Entries supplied:
==========

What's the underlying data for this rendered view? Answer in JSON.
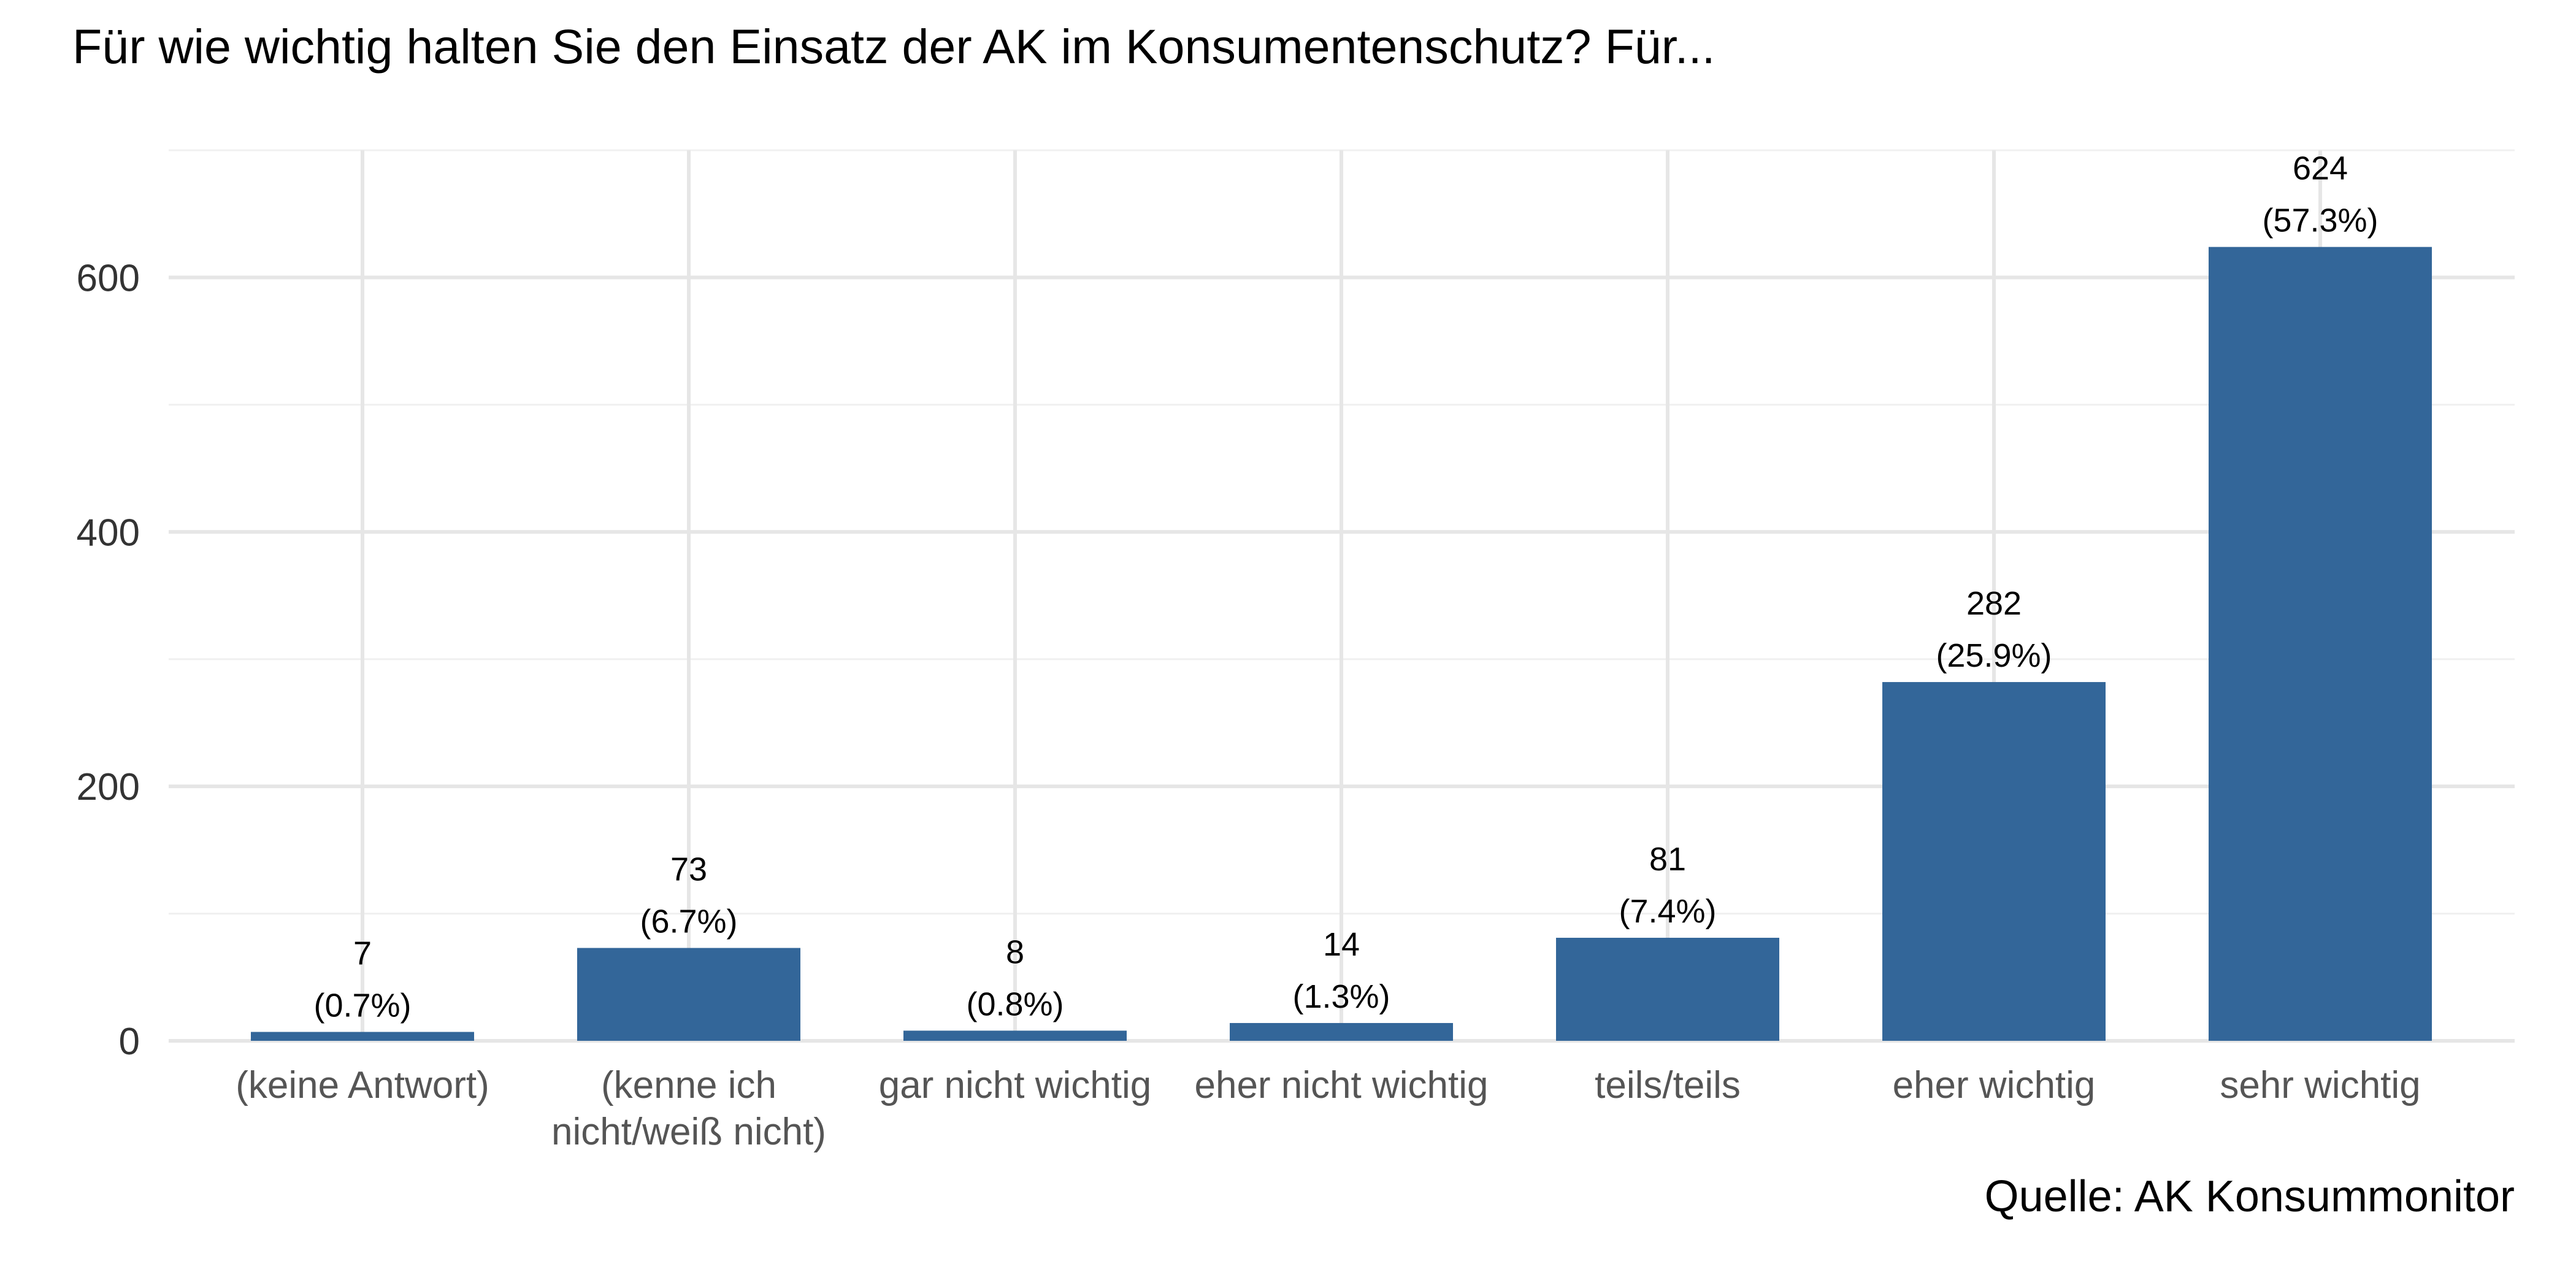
{
  "title": "Für wie wichtig halten Sie den Einsatz der AK im Konsumentenschutz? Für...",
  "caption": "Quelle: AK Konsummonitor",
  "colors": {
    "bar": "#336699",
    "grid_major": "#e6e6e6",
    "grid_minor": "#f0f0f0",
    "background": "#ffffff"
  },
  "chart_data": {
    "type": "bar",
    "title": "Für wie wichtig halten Sie den Einsatz der AK im Konsumentenschutz? Für...",
    "caption": "Quelle: AK Konsummonitor",
    "xlabel": "",
    "ylabel": "",
    "categories": [
      "(keine Antwort)",
      "(kenne ich nicht/weiß nicht)",
      "gar nicht wichtig",
      "eher nicht wichtig",
      "teils/teils",
      "eher wichtig",
      "sehr wichtig"
    ],
    "category_lines": [
      [
        "(keine Antwort)"
      ],
      [
        "(kenne ich",
        "nicht/weiß nicht)"
      ],
      [
        "gar nicht wichtig"
      ],
      [
        "eher nicht wichtig"
      ],
      [
        "teils/teils"
      ],
      [
        "eher wichtig"
      ],
      [
        "sehr wichtig"
      ]
    ],
    "values": [
      7,
      73,
      8,
      14,
      81,
      282,
      624
    ],
    "value_labels": [
      "7",
      "73",
      "8",
      "14",
      "81",
      "282",
      "624"
    ],
    "percent_labels": [
      "(0.7%)",
      "(6.7%)",
      "(0.8%)",
      "(1.3%)",
      "(7.4%)",
      "(25.9%)",
      "(57.3%)"
    ],
    "ylim": [
      0,
      700
    ],
    "y_ticks": [
      0,
      200,
      400,
      600
    ],
    "y_minor_ticks": [
      100,
      300,
      500,
      700
    ],
    "grid": true,
    "legend": "none"
  }
}
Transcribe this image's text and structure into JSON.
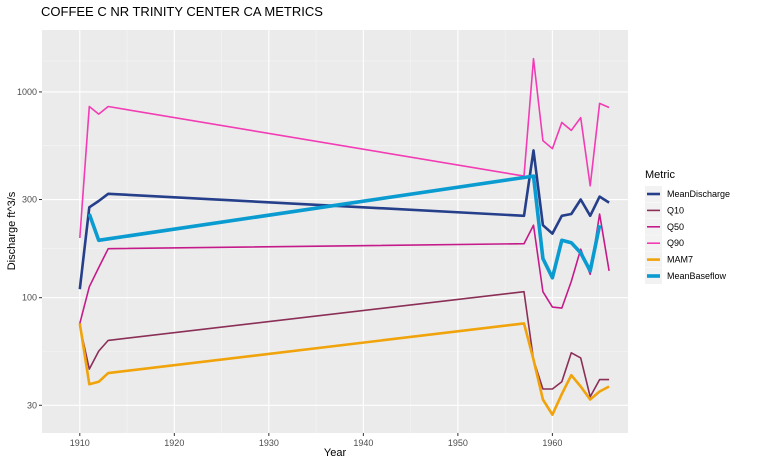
{
  "chart_data": {
    "type": "line",
    "title": "COFFEE C NR TRINITY CENTER CA  METRICS",
    "xlabel": "Year",
    "ylabel": "Discharge ft^3/s",
    "y_scale": "log10",
    "xlim": [
      1906,
      1968
    ],
    "ylim": [
      22,
      2000
    ],
    "x_ticks": [
      1910,
      1920,
      1930,
      1940,
      1950,
      1960
    ],
    "y_ticks": [
      30,
      100,
      300,
      1000
    ],
    "grid": true,
    "legend": {
      "title": "Metric",
      "position": "right"
    },
    "series": [
      {
        "name": "MeanDischarge",
        "color": "#253f8a",
        "width": 2.6,
        "points": [
          [
            1910,
            110
          ],
          [
            1911,
            275
          ],
          [
            1912,
            295
          ],
          [
            1913,
            320
          ],
          [
            1957,
            250
          ],
          [
            1958,
            520
          ],
          [
            1959,
            225
          ],
          [
            1960,
            205
          ],
          [
            1961,
            250
          ],
          [
            1962,
            255
          ],
          [
            1963,
            300
          ],
          [
            1964,
            250
          ],
          [
            1965,
            310
          ],
          [
            1966,
            290
          ]
        ]
      },
      {
        "name": "Q10",
        "color": "#8b2f57",
        "width": 1.6,
        "points": [
          [
            1910,
            73
          ],
          [
            1911,
            45
          ],
          [
            1912,
            55
          ],
          [
            1913,
            62
          ],
          [
            1957,
            107
          ],
          [
            1958,
            50
          ],
          [
            1959,
            36
          ],
          [
            1960,
            36
          ],
          [
            1961,
            39
          ],
          [
            1962,
            54
          ],
          [
            1963,
            51
          ],
          [
            1964,
            33
          ],
          [
            1965,
            40
          ],
          [
            1966,
            40
          ]
        ]
      },
      {
        "name": "Q50",
        "color": "#c51b8a",
        "width": 1.6,
        "points": [
          [
            1910,
            75
          ],
          [
            1911,
            113
          ],
          [
            1912,
            140
          ],
          [
            1913,
            173
          ],
          [
            1957,
            183
          ],
          [
            1958,
            225
          ],
          [
            1959,
            107
          ],
          [
            1960,
            90
          ],
          [
            1961,
            89
          ],
          [
            1962,
            120
          ],
          [
            1963,
            172
          ],
          [
            1964,
            130
          ],
          [
            1965,
            255
          ],
          [
            1966,
            135
          ]
        ]
      },
      {
        "name": "Q90",
        "color": "#f23bb4",
        "width": 1.6,
        "points": [
          [
            1910,
            195
          ],
          [
            1911,
            850
          ],
          [
            1912,
            780
          ],
          [
            1913,
            850
          ],
          [
            1957,
            390
          ],
          [
            1958,
            1450
          ],
          [
            1959,
            580
          ],
          [
            1960,
            530
          ],
          [
            1961,
            710
          ],
          [
            1962,
            650
          ],
          [
            1963,
            750
          ],
          [
            1964,
            350
          ],
          [
            1965,
            880
          ],
          [
            1966,
            840
          ]
        ]
      },
      {
        "name": "MAM7",
        "color": "#f0a30a",
        "width": 2.6,
        "points": [
          [
            1910,
            75
          ],
          [
            1911,
            38
          ],
          [
            1912,
            39
          ],
          [
            1913,
            43
          ],
          [
            1957,
            75
          ],
          [
            1958,
            50
          ],
          [
            1959,
            32
          ],
          [
            1960,
            27
          ],
          [
            1961,
            34
          ],
          [
            1962,
            42
          ],
          [
            1963,
            37
          ],
          [
            1964,
            32
          ],
          [
            1965,
            35
          ],
          [
            1966,
            37
          ]
        ]
      },
      {
        "name": "MeanBaseflow",
        "color": "#0a9bd1",
        "width": 3.6,
        "points": [
          [
            1911,
            255
          ],
          [
            1912,
            190
          ],
          [
            1958,
            390
          ],
          [
            1959,
            155
          ],
          [
            1960,
            125
          ],
          [
            1961,
            190
          ],
          [
            1962,
            185
          ],
          [
            1963,
            165
          ],
          [
            1964,
            135
          ],
          [
            1965,
            225
          ]
        ]
      }
    ]
  }
}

==========

Exercise aim:
Gather each line of the records holding the string "name".

Response for this exercise:
        "name": "MeanDischarge",
        "name": "Q10",
        "name": "Q50",
        "name": "Q90",
        "name": "MAM7",
        "name": "MeanBaseflow",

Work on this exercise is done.